# Supplied records start
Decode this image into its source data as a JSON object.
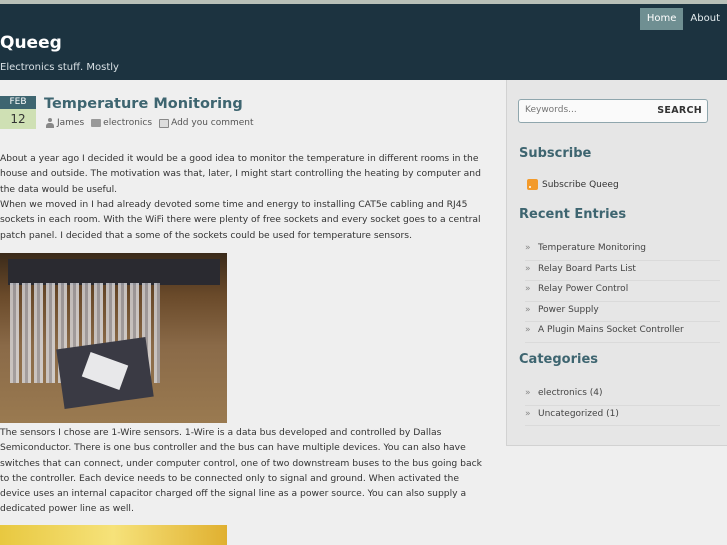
{
  "site": {
    "title": "Queeg",
    "description": "Electronics stuff. Mostly"
  },
  "nav": [
    {
      "label": "Home",
      "active": true
    },
    {
      "label": "About",
      "active": false
    }
  ],
  "post": {
    "date_month": "FEB",
    "date_day": "12",
    "title": "Temperature Monitoring",
    "author": "James",
    "category": "electronics",
    "comment_link": "Add you comment",
    "para1": "About a year ago I decided it would be a good idea to monitor the temperature in different rooms in the house and outside. The motivation was that, later, I might start controlling the heating by computer and the data would be useful.",
    "para2": "When we moved in I had already devoted some time and energy to installing CAT5e cabling and RJ45 sockets in each room. With the WiFi there were plenty of free sockets and every socket goes to a central patch panel. I decided that a some of the sockets could be used for temperature sensors.",
    "para3": "The sensors I chose are 1-Wire sensors. 1-Wire is a data bus developed and controlled by Dallas Semiconductor. There is one bus controller and the bus can have multiple devices. You can also have switches that can connect, under computer control, one of two downstream buses to the bus going back to the controller. Each device needs to be connected only to signal and ground. When activated the device uses an internal capacitor charged off the signal line as a power source. You can also supply a dedicated power line as well."
  },
  "sidebar": {
    "search_placeholder": "Keywords...",
    "search_button": "SEARCH",
    "subscribe_title": "Subscribe",
    "subscribe_link": "Subscribe Queeg",
    "recent_title": "Recent Entries",
    "recent": [
      "Temperature Monitoring",
      "Relay Board Parts List",
      "Relay Power Control",
      "Power Supply",
      "A Plugin Mains Socket Controller"
    ],
    "categories_title": "Categories",
    "categories": [
      "electronics (4)",
      "Uncategorized (1)"
    ]
  }
}
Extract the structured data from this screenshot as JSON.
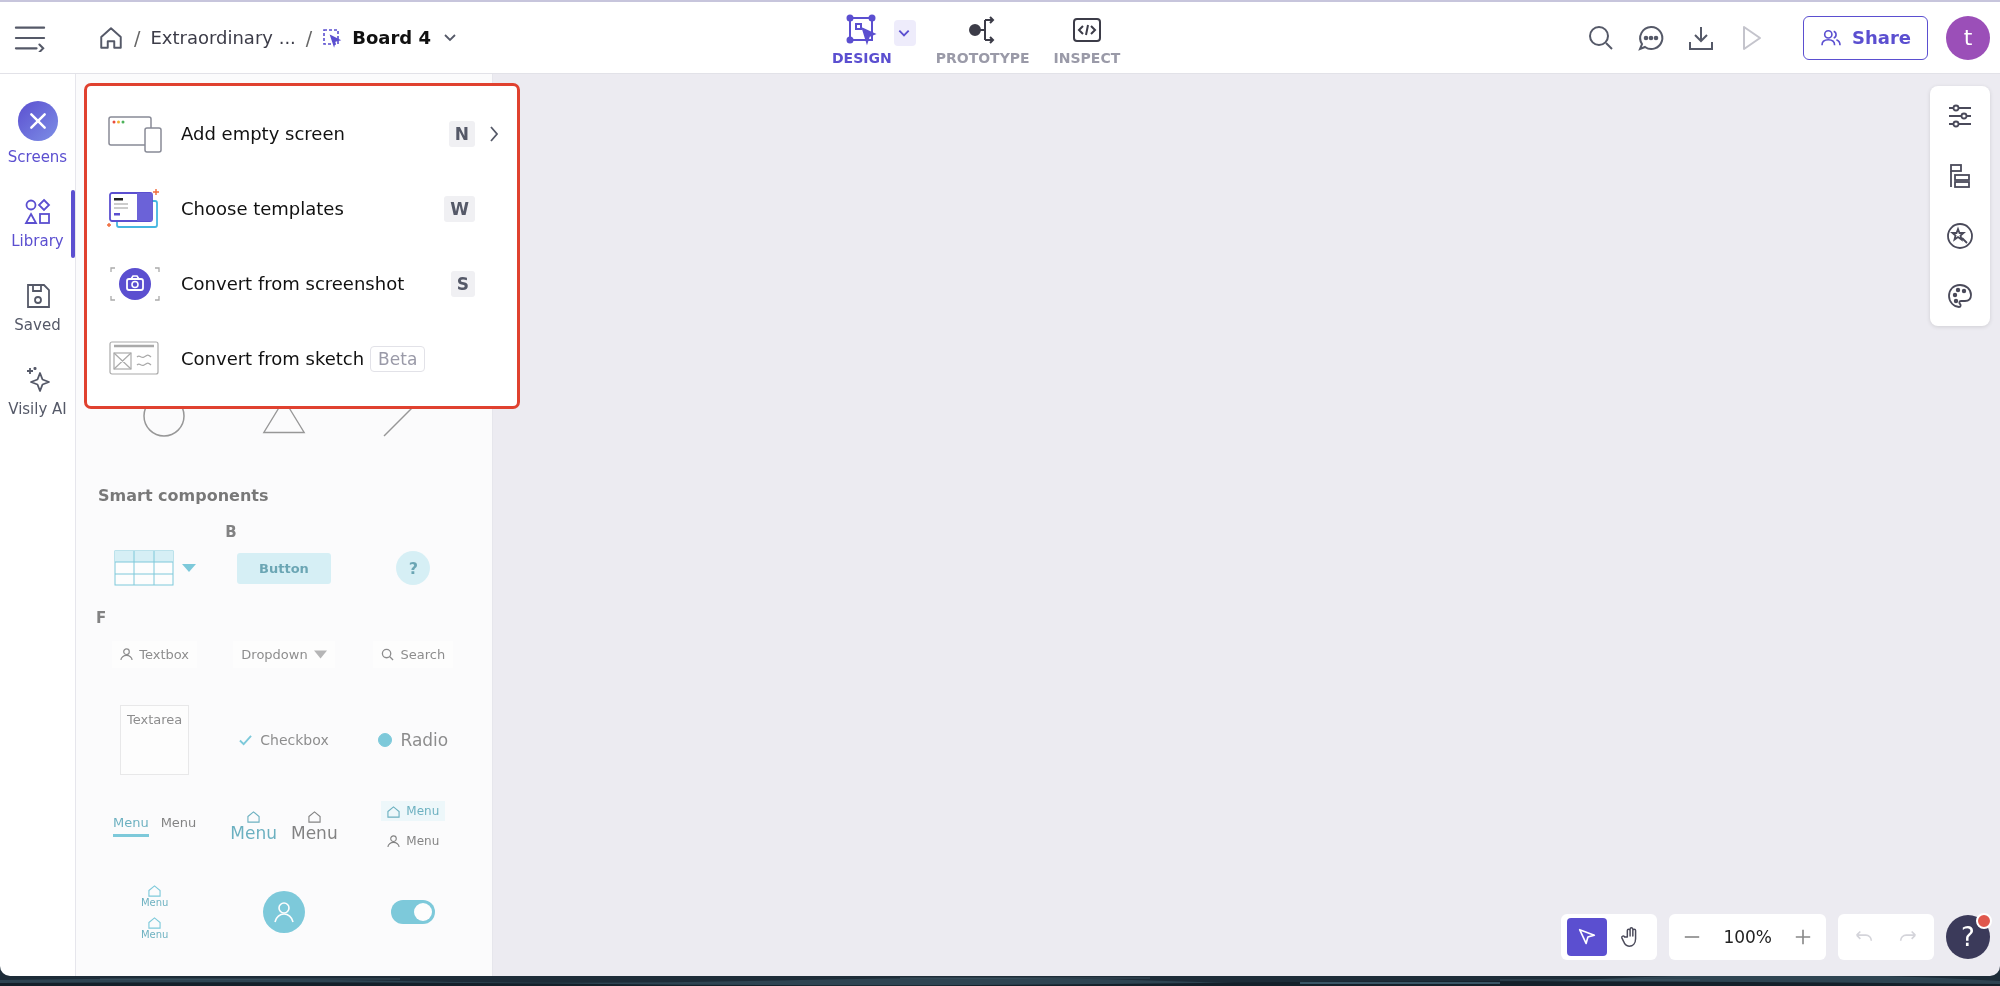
{
  "header": {
    "breadcrumb": [
      {
        "separator": "/",
        "label": "Extraordinary ..."
      },
      {
        "separator": "/",
        "label": "Board 4"
      }
    ],
    "modes": [
      {
        "label": "DESIGN",
        "kind": "design",
        "selected": true
      },
      {
        "label": "PROTOTYPE",
        "kind": "prototype",
        "selected": false
      },
      {
        "label": "INSPECT",
        "kind": "inspect",
        "selected": false
      }
    ],
    "share": "Share",
    "avatar": "t"
  },
  "rail": [
    {
      "label": "Screens",
      "kind": "screens",
      "open": true,
      "selected": false
    },
    {
      "label": "Library",
      "kind": "library",
      "selected": true
    },
    {
      "label": "Saved",
      "kind": "saved",
      "selected": false
    },
    {
      "label": "Visily AI",
      "kind": "ai",
      "selected": false
    }
  ],
  "add_menu": {
    "items": [
      {
        "kind": "screen",
        "label": "Add empty screen",
        "shortcut": "N",
        "submenu": true
      },
      {
        "kind": "templates",
        "label": "Choose templates",
        "shortcut": "W",
        "submenu": false
      },
      {
        "kind": "screenshot",
        "label": "Convert from screenshot",
        "shortcut": "S",
        "submenu": false
      },
      {
        "kind": "sketch",
        "label": "Convert from sketch",
        "badge": "Beta",
        "submenu": false
      }
    ]
  },
  "library": {
    "section_title": "Smart components",
    "components": [
      {
        "kind": "table"
      },
      {
        "kind": "button",
        "label": "Button",
        "mark": "B"
      },
      {
        "kind": "help",
        "label": "?"
      },
      {
        "kind": "textbox",
        "label": "Textbox",
        "mark": "F"
      },
      {
        "kind": "dropdown",
        "label": "Dropdown"
      },
      {
        "kind": "search",
        "label": "Search"
      },
      {
        "kind": "textarea",
        "label": "Textarea"
      },
      {
        "kind": "checkbox",
        "label": "Checkbox",
        "checked": true
      },
      {
        "kind": "radio",
        "label": "Radio",
        "checked": true
      },
      {
        "kind": "tabs",
        "labels": [
          "Menu",
          "Menu"
        ]
      },
      {
        "kind": "bottom_nav",
        "labels": [
          "Menu",
          "Menu"
        ]
      },
      {
        "kind": "side_nav",
        "labels": [
          "Menu",
          "Menu"
        ]
      },
      {
        "kind": "vertical_nav",
        "labels": [
          "Menu",
          "Menu"
        ]
      },
      {
        "kind": "avatar"
      },
      {
        "kind": "toggle",
        "on": true
      }
    ]
  },
  "canvas_tools": {
    "tools": [
      {
        "kind": "pointer",
        "selected": true
      },
      {
        "kind": "hand",
        "selected": false
      }
    ],
    "zoom": "100%",
    "undo_disabled": true,
    "redo_disabled": true,
    "help": "?",
    "help_notification": true
  }
}
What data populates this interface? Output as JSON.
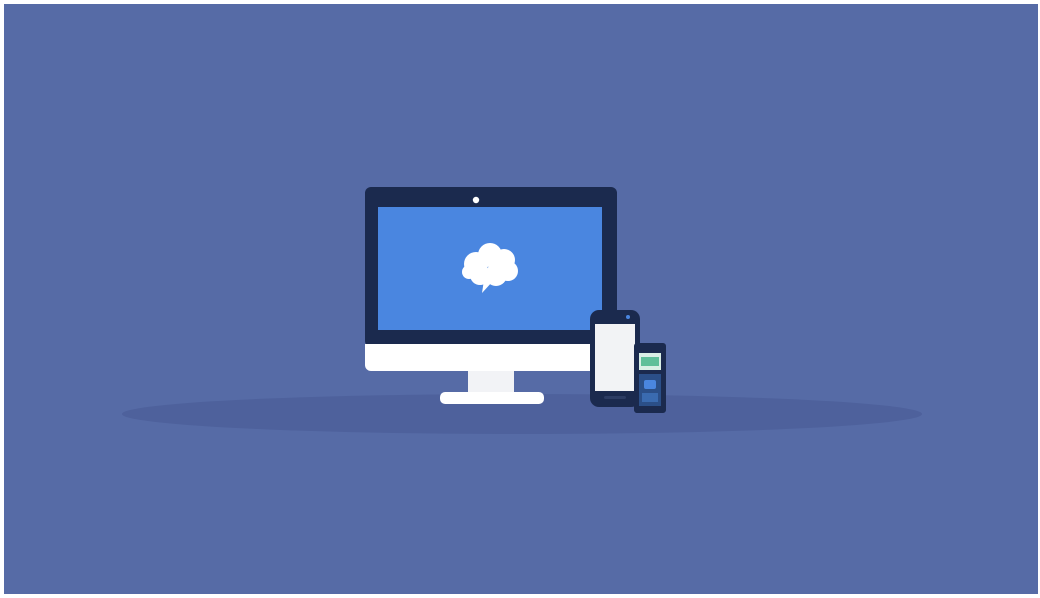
{
  "scene": {
    "description_icons": [
      "desktop-monitor-icon",
      "smartphone-icon",
      "feature-phone-icon",
      "brain-speech-bubble-icon"
    ],
    "colors": {
      "background": "#566ba6",
      "shadow": "#4e619c",
      "bezel": "#1b2a4e",
      "screen": "#4a86e0",
      "chin": "#ffffff",
      "phone_screen": "#f2f3f5",
      "accent_green": "#5fbf9a"
    }
  }
}
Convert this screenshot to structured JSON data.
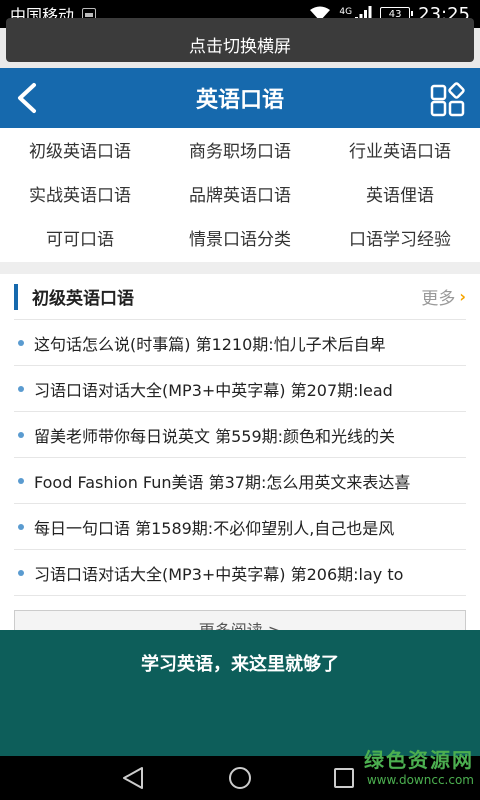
{
  "status_bar": {
    "carrier": "中国移动",
    "network": "4G",
    "battery": "43",
    "time": "23:25"
  },
  "top_button": {
    "label": "点击切换横屏"
  },
  "header": {
    "title": "英语口语",
    "back_icon": "chevron-left-icon",
    "grid_icon": "grid-menu-icon"
  },
  "categories": [
    "初级英语口语",
    "商务职场口语",
    "行业英语口语",
    "实战英语口语",
    "品牌英语口语",
    "英语俚语",
    "可可口语",
    "情景口语分类",
    "口语学习经验"
  ],
  "section": {
    "title": "初级英语口语",
    "more_label": "更多",
    "items": [
      "这句话怎么说(时事篇) 第1210期:怕儿子术后自卑",
      "习语口语对话大全(MP3+中英字幕) 第207期:lead",
      "留美老师带你每日说英文 第559期:颜色和光线的关",
      "Food Fashion Fun美语 第37期:怎么用英文来表达喜",
      "每日一句口语 第1589期:不必仰望别人,自己也是风",
      "习语口语对话大全(MP3+中英字幕) 第206期:lay to"
    ],
    "more_read_label": "更多阅读 >"
  },
  "banner": {
    "text": "学习英语，来这里就够了"
  },
  "watermark": {
    "name": "绿色资源网",
    "url": "www.downcc.com"
  },
  "colors": {
    "header_blue": "#1669ad",
    "banner_teal": "#0d5e5a",
    "accent_orange": "#f5a400"
  }
}
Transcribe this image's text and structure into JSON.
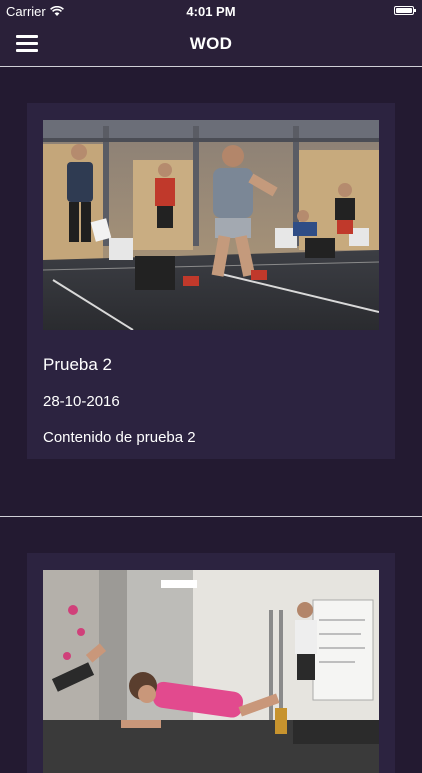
{
  "status_bar": {
    "carrier": "Carrier",
    "time": "4:01 PM"
  },
  "nav": {
    "title": "WOD",
    "menu_icon": "hamburger-menu-icon"
  },
  "posts": [
    {
      "title": "Prueba 2",
      "date": "28-10-2016",
      "content": "Contenido de prueba 2"
    },
    {
      "title": "",
      "date": "",
      "content": ""
    }
  ],
  "colors": {
    "background": "#231a31",
    "card": "#2c2340",
    "bar": "#2a2039",
    "separator": "#cfcfd6",
    "text": "#ffffff"
  }
}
# Supplied records end
■ Exercise prompt ■
Exactly the lines from the line with "Convert this screenshot" through the last line of the listing, both included, should be extracted, and the pictures left behind.

■ Exercise answer ■
Convert this screenshot to structured JSON data.
{
  "status_bar": {
    "carrier": "中国移动",
    "network": "4G",
    "battery": "43",
    "time": "23:25"
  },
  "top_button": {
    "label": "点击切换横屏"
  },
  "header": {
    "title": "英语口语",
    "back_icon": "chevron-left-icon",
    "grid_icon": "grid-menu-icon"
  },
  "categories": [
    "初级英语口语",
    "商务职场口语",
    "行业英语口语",
    "实战英语口语",
    "品牌英语口语",
    "英语俚语",
    "可可口语",
    "情景口语分类",
    "口语学习经验"
  ],
  "section": {
    "title": "初级英语口语",
    "more_label": "更多",
    "items": [
      "这句话怎么说(时事篇) 第1210期:怕儿子术后自卑",
      "习语口语对话大全(MP3+中英字幕) 第207期:lead",
      "留美老师带你每日说英文 第559期:颜色和光线的关",
      "Food Fashion Fun美语 第37期:怎么用英文来表达喜",
      "每日一句口语 第1589期:不必仰望别人,自己也是风",
      "习语口语对话大全(MP3+中英字幕) 第206期:lay to"
    ],
    "more_read_label": "更多阅读 >"
  },
  "banner": {
    "text": "学习英语，来这里就够了"
  },
  "watermark": {
    "name": "绿色资源网",
    "url": "www.downcc.com"
  },
  "colors": {
    "header_blue": "#1669ad",
    "banner_teal": "#0d5e5a",
    "accent_orange": "#f5a400"
  }
}
Transcribe this image's text and structure into JSON.
{
  "status_bar": {
    "carrier": "Carrier",
    "time": "4:01 PM"
  },
  "nav": {
    "title": "WOD",
    "menu_icon": "hamburger-menu-icon"
  },
  "posts": [
    {
      "title": "Prueba 2",
      "date": "28-10-2016",
      "content": "Contenido de prueba 2"
    },
    {
      "title": "",
      "date": "",
      "content": ""
    }
  ],
  "colors": {
    "background": "#231a31",
    "card": "#2c2340",
    "bar": "#2a2039",
    "separator": "#cfcfd6",
    "text": "#ffffff"
  }
}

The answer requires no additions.